Suberoylanilide hydroxamic acid (vorinostat): its role on equine corneal fibrosis and matrix metalloproteinase activity.

Abstract

To explore the effect of suberoylanilide hydroxamic acid (SAHA) (i) on corneal fibroblast differentiation, morphology, and viability; and (ii) on the expression levels of matrix metalloproteinases (MMPs) 2 and 9 using an in vitro model of equine corneal fibrosis. Healthy donor corneas were used to generate primary cultures of equine corneal fibroblasts. The fibroblasts were exposed to 5 ng/mL TGFβ1 to induce myofibroblast formation. The cultures were treated with either 5 μm or 10 μm SAHA for 72 h in the presence of TGFβ1. Real-time PCR and immunocytochemistry were used to determine the antifibrotic efficacy of SAHA by quantifying α-smooth muscle actin (αSMA), a marker of myofibroblast formation and fibrosis. Real-time PCR was used to determine the effects of SAHA on MMP2 and MMP9 expression. Cytotoxicity of SAHA was evaluated with phase contrast microscopy and trypan blue exclusion assays. Suberoylanilide hydroxamic acid (SAHA) significantly attenuated TGFβ1-induced differentiation of equine fibroblasts to myofibroblasts as indicated by 3- to 3.5-fold (P < 0.001) decrease in αSMA mRNA and 86-88% (P < 0.001) decrease in αSMA+ immunocytochemical staining. SAHA treatment also resulted in 4.5- to 5.5-fold (P < 0.01) decrease in MMP9 expression. A dose-dependent bimodal effect of SAHA on MMP2 expression was noted (3.5-fold increase with 5 μm dose; 0.5-fold decrease with 10 μm dose). No change in fibroblast viability was observed with a 5 μm SAHA dose, whereas a 10 μm dose resulted in a moderate 17% decrease in cell viability. Suberoylanilide hydroxamic acid (SAHA) can effectively inhibit TGFβ-induced differentiation of equine corneal fibroblasts to myofibroblasts and modulates MMP production in vitro.

◆ ◆ ◆

* [WHAT YOU NEED TO DO]:
1 - In the abstract on SAHA and equine corneal fibrosis, what concentration of TGFβ1 was used to induce myofibroblast formation?
2 - List every laboratory technique that the abstract on SAHA and equine corneal fibrosis names for measuring the study's outcomes.
3 - Decide whether each statement agrees with the abstract on SAHA and equine corneal fibrosis. For each, answer yes or no and quote the words from the abstract that decide it.
(a) The cultures were treated with SAHA for 72 hours.
(b) The 5 μm dose of SAHA reduced fibroblast viability.
(c) Both doses of SAHA decreased MMP2 expression.

* [RECORDED INFORMATION]:
◆ ◆ ◆

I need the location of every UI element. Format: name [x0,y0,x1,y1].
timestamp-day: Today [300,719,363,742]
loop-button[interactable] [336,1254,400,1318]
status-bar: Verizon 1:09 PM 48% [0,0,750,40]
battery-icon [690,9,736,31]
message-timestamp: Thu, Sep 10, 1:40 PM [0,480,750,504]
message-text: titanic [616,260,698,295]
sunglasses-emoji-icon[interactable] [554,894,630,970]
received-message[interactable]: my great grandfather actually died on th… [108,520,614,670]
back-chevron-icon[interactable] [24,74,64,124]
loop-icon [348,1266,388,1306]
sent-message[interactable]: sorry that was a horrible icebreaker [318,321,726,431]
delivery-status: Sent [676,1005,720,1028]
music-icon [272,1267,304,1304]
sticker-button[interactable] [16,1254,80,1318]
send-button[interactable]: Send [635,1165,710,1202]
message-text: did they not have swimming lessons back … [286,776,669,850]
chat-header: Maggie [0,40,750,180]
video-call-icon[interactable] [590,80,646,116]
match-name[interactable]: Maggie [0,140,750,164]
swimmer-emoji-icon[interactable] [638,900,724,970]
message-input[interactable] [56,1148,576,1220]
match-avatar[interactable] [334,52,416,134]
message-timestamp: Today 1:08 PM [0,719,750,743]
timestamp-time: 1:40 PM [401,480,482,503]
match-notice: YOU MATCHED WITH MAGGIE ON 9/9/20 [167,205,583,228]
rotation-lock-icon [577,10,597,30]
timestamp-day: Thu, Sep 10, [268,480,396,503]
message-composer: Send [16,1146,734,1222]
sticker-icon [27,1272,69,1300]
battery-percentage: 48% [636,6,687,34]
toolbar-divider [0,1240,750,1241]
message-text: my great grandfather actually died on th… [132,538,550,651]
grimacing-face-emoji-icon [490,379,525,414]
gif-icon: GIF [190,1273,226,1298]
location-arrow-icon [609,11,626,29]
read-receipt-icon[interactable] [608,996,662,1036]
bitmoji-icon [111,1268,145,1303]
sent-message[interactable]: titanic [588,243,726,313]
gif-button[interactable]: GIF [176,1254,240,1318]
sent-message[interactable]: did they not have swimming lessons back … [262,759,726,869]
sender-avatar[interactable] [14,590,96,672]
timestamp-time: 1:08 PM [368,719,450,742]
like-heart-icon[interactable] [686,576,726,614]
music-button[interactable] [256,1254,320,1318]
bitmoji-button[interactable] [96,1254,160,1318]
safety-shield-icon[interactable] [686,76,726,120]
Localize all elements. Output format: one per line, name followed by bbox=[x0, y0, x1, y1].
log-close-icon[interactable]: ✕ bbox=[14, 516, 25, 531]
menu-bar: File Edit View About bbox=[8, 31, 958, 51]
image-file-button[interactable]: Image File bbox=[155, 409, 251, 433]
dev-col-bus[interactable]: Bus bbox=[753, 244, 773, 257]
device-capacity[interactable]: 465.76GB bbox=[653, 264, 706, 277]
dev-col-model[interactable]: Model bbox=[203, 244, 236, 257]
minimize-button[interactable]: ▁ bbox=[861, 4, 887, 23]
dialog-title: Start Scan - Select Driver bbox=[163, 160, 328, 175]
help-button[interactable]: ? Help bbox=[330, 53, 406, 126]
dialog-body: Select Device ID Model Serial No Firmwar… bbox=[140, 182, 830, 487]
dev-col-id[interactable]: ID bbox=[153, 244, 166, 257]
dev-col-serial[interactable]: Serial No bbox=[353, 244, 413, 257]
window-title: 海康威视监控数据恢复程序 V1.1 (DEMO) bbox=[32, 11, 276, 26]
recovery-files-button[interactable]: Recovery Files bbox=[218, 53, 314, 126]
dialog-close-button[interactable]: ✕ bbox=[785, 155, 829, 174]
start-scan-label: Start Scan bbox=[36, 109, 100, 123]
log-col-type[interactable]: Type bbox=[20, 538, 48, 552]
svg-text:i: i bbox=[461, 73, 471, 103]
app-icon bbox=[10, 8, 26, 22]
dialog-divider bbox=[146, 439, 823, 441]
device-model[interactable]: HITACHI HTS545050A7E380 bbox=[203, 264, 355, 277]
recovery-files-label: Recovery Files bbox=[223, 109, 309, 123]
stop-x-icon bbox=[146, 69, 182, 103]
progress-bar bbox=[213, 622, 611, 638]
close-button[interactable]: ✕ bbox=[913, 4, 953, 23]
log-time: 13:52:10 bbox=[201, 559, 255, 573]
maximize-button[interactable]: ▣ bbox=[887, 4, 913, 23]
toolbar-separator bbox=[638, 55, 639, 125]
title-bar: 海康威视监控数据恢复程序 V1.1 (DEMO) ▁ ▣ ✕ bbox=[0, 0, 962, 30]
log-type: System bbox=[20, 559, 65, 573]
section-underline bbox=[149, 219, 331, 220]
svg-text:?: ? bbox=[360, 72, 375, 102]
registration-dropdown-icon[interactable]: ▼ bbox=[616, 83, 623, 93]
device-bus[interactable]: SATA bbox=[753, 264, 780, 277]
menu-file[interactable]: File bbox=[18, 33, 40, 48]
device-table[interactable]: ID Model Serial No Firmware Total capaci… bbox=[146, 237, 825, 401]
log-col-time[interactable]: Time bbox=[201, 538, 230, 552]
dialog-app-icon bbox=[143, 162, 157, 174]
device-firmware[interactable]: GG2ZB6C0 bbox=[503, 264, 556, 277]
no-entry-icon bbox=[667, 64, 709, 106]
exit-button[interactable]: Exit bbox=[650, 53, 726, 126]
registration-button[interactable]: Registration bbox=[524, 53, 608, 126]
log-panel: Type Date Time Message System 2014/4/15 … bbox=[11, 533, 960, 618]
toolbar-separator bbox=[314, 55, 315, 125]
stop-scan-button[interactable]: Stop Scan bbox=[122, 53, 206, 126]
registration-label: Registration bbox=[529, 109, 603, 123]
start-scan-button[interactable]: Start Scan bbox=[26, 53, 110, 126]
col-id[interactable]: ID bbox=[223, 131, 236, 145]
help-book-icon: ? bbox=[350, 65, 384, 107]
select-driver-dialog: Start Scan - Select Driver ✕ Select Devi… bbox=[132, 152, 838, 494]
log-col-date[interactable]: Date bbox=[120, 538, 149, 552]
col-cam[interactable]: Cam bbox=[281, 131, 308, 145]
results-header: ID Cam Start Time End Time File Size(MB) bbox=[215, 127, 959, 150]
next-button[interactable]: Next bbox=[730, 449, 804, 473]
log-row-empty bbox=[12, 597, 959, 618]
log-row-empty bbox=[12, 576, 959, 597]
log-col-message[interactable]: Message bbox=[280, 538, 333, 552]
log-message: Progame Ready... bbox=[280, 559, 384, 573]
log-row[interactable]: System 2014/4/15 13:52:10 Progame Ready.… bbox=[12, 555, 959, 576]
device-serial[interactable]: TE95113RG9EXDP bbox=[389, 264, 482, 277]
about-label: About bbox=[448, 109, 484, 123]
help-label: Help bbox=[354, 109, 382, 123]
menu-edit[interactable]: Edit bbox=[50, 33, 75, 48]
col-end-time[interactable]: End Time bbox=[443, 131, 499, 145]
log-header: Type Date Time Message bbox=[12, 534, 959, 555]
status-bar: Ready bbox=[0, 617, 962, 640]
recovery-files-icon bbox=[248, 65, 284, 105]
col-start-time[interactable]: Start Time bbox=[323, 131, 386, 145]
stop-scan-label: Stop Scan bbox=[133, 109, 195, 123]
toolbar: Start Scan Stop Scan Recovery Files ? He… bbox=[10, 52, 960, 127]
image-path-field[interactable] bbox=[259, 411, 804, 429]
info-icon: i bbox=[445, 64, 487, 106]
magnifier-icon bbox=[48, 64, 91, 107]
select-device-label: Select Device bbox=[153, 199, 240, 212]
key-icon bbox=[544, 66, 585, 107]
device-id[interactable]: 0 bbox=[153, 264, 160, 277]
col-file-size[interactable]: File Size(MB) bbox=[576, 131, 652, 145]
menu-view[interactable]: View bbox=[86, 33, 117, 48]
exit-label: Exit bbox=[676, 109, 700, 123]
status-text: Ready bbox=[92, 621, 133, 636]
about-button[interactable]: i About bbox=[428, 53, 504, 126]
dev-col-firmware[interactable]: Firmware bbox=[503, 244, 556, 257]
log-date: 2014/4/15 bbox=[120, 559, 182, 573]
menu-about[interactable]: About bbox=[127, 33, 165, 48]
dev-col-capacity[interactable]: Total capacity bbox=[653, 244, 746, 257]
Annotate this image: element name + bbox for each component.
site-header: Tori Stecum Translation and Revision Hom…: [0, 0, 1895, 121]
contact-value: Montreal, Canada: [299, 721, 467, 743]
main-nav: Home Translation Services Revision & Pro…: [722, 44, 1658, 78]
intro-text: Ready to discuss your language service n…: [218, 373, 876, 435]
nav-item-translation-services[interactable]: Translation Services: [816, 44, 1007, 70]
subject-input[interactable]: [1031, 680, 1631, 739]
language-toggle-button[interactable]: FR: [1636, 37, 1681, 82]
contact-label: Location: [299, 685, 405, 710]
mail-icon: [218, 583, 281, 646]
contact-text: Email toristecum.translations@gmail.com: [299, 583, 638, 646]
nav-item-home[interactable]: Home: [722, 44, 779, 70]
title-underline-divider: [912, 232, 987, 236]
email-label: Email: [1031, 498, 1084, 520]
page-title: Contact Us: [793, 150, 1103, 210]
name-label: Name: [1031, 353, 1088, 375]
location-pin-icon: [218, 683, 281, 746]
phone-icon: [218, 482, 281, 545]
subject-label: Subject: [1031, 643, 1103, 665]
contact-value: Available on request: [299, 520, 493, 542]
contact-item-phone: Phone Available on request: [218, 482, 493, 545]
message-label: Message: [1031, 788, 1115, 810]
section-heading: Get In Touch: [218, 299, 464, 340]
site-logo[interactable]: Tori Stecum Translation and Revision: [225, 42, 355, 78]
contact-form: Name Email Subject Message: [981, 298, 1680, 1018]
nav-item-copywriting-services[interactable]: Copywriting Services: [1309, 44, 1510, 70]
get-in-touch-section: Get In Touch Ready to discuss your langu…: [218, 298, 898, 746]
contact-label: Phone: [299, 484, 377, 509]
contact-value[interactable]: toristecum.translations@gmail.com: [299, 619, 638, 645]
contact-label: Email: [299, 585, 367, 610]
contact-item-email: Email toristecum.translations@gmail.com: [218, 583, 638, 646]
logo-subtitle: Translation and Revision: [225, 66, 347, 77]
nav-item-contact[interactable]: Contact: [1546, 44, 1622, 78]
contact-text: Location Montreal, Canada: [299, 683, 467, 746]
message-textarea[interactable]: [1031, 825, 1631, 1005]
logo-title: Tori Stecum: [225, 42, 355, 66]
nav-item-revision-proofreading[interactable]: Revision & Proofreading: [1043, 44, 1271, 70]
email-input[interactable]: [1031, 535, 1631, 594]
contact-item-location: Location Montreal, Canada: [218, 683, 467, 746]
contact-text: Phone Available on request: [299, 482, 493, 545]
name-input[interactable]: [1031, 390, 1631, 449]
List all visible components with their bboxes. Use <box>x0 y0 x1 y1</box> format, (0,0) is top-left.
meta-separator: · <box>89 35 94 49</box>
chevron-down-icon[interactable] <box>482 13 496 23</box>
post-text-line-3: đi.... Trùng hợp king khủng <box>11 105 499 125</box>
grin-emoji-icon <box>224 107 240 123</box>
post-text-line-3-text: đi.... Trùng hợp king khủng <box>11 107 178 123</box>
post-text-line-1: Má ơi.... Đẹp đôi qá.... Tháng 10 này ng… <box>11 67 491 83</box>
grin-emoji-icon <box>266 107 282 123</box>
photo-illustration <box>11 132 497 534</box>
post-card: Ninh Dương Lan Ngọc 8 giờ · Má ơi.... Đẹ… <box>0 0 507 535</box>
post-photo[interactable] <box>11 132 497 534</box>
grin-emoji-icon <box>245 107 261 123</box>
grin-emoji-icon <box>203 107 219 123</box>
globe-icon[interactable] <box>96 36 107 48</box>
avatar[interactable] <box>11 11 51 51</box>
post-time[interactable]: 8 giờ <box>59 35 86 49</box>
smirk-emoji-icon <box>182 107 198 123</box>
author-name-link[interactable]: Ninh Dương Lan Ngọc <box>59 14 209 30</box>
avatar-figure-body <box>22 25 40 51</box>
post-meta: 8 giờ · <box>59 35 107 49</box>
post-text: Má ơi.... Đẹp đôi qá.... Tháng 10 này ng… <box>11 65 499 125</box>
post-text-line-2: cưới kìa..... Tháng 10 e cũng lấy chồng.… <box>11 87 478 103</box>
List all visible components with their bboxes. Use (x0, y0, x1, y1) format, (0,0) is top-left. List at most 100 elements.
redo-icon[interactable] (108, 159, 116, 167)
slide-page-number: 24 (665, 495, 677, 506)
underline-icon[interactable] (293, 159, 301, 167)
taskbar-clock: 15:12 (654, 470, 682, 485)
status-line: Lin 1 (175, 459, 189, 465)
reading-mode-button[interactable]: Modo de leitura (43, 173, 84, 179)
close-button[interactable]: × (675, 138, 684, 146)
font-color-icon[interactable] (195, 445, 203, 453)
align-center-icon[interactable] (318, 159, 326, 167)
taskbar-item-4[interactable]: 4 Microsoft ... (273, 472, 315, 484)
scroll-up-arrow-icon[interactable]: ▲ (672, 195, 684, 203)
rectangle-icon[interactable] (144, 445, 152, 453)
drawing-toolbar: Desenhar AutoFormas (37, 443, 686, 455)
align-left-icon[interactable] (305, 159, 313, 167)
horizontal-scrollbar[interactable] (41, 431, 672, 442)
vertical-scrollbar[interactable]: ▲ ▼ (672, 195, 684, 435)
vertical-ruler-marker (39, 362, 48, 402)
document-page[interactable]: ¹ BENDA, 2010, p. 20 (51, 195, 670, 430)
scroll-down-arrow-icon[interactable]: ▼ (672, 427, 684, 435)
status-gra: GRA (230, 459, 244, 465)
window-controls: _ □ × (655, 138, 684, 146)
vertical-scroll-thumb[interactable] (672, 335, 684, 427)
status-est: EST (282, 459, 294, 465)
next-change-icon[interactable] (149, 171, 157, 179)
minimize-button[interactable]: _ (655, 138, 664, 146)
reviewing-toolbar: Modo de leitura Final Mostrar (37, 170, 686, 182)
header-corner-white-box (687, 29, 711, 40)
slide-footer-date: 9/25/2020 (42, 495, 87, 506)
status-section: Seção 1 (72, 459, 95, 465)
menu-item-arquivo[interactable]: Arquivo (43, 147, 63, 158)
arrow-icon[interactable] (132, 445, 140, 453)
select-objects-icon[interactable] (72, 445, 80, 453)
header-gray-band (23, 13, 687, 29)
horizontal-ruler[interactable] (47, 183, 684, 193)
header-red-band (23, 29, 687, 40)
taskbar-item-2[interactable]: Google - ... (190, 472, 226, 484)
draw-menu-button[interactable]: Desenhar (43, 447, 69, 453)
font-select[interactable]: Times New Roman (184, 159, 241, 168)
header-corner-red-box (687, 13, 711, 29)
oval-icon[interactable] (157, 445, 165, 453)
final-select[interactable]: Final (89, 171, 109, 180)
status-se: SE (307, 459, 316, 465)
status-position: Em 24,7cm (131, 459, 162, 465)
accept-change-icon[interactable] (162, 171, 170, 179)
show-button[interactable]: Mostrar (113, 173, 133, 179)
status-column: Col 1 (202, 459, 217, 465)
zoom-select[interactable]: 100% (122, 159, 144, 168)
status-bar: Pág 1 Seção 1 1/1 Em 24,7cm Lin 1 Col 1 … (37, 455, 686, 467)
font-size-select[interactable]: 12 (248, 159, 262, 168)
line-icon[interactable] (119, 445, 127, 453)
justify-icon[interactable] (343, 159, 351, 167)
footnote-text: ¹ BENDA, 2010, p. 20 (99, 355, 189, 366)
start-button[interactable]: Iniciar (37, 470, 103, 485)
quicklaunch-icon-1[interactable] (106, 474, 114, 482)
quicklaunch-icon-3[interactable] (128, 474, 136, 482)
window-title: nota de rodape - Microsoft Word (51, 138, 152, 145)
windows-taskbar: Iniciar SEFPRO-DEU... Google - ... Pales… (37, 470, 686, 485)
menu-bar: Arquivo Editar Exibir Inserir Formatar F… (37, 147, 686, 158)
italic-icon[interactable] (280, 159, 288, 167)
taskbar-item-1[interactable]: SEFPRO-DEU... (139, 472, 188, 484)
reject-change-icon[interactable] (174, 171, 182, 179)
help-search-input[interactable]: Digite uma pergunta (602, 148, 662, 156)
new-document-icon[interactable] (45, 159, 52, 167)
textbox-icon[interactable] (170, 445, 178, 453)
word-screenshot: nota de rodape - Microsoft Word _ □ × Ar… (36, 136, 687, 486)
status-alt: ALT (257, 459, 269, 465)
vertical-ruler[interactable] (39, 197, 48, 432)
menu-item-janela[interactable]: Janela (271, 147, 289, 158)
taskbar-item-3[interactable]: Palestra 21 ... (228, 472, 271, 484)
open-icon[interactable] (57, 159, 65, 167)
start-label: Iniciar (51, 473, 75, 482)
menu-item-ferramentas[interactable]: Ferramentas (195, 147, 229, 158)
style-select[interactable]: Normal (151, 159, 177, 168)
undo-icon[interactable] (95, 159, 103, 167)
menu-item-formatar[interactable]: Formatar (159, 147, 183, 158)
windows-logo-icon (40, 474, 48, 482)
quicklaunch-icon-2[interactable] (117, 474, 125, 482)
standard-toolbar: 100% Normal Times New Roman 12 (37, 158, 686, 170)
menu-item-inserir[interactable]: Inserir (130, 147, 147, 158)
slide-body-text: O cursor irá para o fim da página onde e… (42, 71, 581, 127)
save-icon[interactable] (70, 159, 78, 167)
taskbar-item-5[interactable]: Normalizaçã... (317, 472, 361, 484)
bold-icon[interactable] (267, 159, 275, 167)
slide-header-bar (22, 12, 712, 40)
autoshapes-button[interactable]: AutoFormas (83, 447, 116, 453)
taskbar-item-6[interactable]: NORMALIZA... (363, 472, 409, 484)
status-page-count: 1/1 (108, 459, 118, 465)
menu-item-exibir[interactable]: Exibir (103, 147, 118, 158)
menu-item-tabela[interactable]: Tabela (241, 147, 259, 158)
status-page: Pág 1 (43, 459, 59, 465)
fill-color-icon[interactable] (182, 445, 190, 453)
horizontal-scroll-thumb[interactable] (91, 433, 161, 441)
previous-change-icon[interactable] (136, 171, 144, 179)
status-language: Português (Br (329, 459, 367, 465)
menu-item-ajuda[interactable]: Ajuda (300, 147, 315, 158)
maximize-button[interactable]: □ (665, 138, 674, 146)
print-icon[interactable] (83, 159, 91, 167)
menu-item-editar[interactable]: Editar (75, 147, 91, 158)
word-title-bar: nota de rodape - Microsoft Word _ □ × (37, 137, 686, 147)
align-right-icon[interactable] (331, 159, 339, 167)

◆ ◆ ◆

* [RESPONSE LIST]:
1 - 5 ng/mL

2 -
- Real-time PCR
- Immunocytochemistry
- Phase contrast microscopy
- Trypan blue exclusion assays

3 -
(a) Yes: "The cultures were treated with either 5 μm or 10 μm SAHA for 72 h in the presence of TGFβ1."
(b) No: "No change in fibroblast viability was observed with a 5 μm SAHA dose"
(c) No: "3.5-fold increase with 5 μm dose; 0.5-fold decrease with 10 μm dose"